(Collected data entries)
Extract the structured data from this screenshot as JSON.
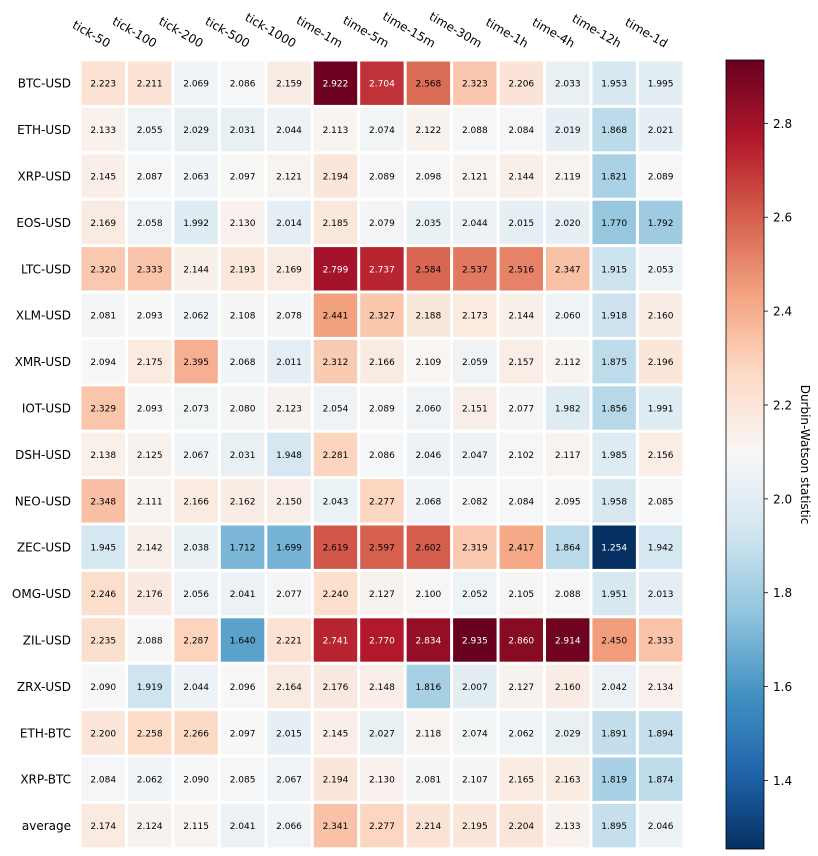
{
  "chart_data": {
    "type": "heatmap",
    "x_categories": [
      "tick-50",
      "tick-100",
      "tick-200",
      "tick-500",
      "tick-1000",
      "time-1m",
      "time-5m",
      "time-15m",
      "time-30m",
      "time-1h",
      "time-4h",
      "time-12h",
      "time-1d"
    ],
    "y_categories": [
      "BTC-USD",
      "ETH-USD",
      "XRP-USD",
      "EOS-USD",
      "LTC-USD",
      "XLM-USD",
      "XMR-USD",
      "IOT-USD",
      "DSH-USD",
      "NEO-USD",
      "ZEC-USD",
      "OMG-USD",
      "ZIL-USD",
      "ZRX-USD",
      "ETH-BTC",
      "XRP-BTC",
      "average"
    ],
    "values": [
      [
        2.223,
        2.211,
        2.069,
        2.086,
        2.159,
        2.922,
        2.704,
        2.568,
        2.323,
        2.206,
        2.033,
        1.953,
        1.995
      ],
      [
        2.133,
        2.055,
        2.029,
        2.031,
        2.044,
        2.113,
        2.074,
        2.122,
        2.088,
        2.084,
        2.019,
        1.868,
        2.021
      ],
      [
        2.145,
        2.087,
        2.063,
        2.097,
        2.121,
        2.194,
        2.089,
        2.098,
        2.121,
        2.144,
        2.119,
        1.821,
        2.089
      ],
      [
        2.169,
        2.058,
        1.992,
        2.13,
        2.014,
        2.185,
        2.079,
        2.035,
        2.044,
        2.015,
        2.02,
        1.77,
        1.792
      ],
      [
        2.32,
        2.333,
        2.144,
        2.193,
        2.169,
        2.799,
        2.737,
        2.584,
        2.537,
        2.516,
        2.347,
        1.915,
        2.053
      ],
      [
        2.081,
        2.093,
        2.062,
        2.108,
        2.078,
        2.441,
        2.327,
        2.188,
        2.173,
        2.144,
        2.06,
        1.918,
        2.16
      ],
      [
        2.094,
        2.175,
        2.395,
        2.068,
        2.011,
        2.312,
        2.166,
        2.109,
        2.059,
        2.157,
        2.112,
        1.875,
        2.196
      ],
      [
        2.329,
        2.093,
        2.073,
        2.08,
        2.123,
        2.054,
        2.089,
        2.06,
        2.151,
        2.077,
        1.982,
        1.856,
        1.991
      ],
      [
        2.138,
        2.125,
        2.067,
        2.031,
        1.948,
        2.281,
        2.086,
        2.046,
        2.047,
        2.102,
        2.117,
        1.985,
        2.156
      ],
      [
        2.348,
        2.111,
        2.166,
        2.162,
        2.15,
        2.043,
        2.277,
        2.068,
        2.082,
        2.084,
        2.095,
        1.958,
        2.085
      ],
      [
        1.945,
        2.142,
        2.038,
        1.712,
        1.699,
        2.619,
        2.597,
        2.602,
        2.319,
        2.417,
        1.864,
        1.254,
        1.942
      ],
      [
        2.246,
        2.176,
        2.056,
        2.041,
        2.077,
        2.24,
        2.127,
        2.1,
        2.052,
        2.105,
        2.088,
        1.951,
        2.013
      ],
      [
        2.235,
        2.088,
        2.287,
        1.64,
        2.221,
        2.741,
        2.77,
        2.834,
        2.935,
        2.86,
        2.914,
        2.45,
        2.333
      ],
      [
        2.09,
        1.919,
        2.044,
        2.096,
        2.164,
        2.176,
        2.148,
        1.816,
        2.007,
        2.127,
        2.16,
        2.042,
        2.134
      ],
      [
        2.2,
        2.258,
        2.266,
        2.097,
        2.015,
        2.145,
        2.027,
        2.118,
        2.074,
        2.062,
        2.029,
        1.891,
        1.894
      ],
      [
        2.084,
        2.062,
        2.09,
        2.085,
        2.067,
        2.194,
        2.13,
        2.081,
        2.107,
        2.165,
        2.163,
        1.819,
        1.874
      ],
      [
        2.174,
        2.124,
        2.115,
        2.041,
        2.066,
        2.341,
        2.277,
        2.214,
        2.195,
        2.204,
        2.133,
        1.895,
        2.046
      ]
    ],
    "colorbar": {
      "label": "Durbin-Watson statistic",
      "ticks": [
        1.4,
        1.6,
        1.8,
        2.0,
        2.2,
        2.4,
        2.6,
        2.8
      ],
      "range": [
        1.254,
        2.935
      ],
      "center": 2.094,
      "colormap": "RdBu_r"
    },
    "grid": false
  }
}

---

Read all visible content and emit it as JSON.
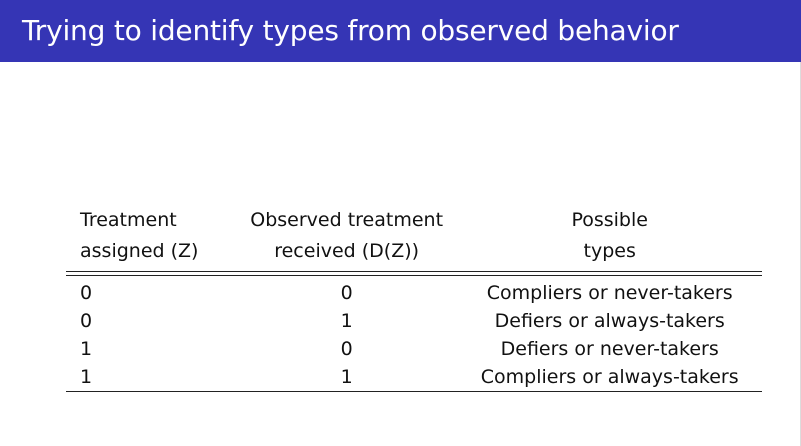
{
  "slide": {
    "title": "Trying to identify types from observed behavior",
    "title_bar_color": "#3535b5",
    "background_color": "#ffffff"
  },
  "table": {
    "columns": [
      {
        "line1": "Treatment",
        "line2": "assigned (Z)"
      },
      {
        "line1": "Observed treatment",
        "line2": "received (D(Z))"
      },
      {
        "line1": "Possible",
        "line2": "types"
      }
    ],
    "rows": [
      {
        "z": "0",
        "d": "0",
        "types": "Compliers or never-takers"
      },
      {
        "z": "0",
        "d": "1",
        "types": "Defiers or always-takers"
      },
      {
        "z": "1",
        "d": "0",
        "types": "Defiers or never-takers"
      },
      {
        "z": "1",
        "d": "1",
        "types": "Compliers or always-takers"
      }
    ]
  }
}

• Aim:
In the listing above, how many lines include the word "from"? Answer with the number and nothing more.

• Exercise response:
2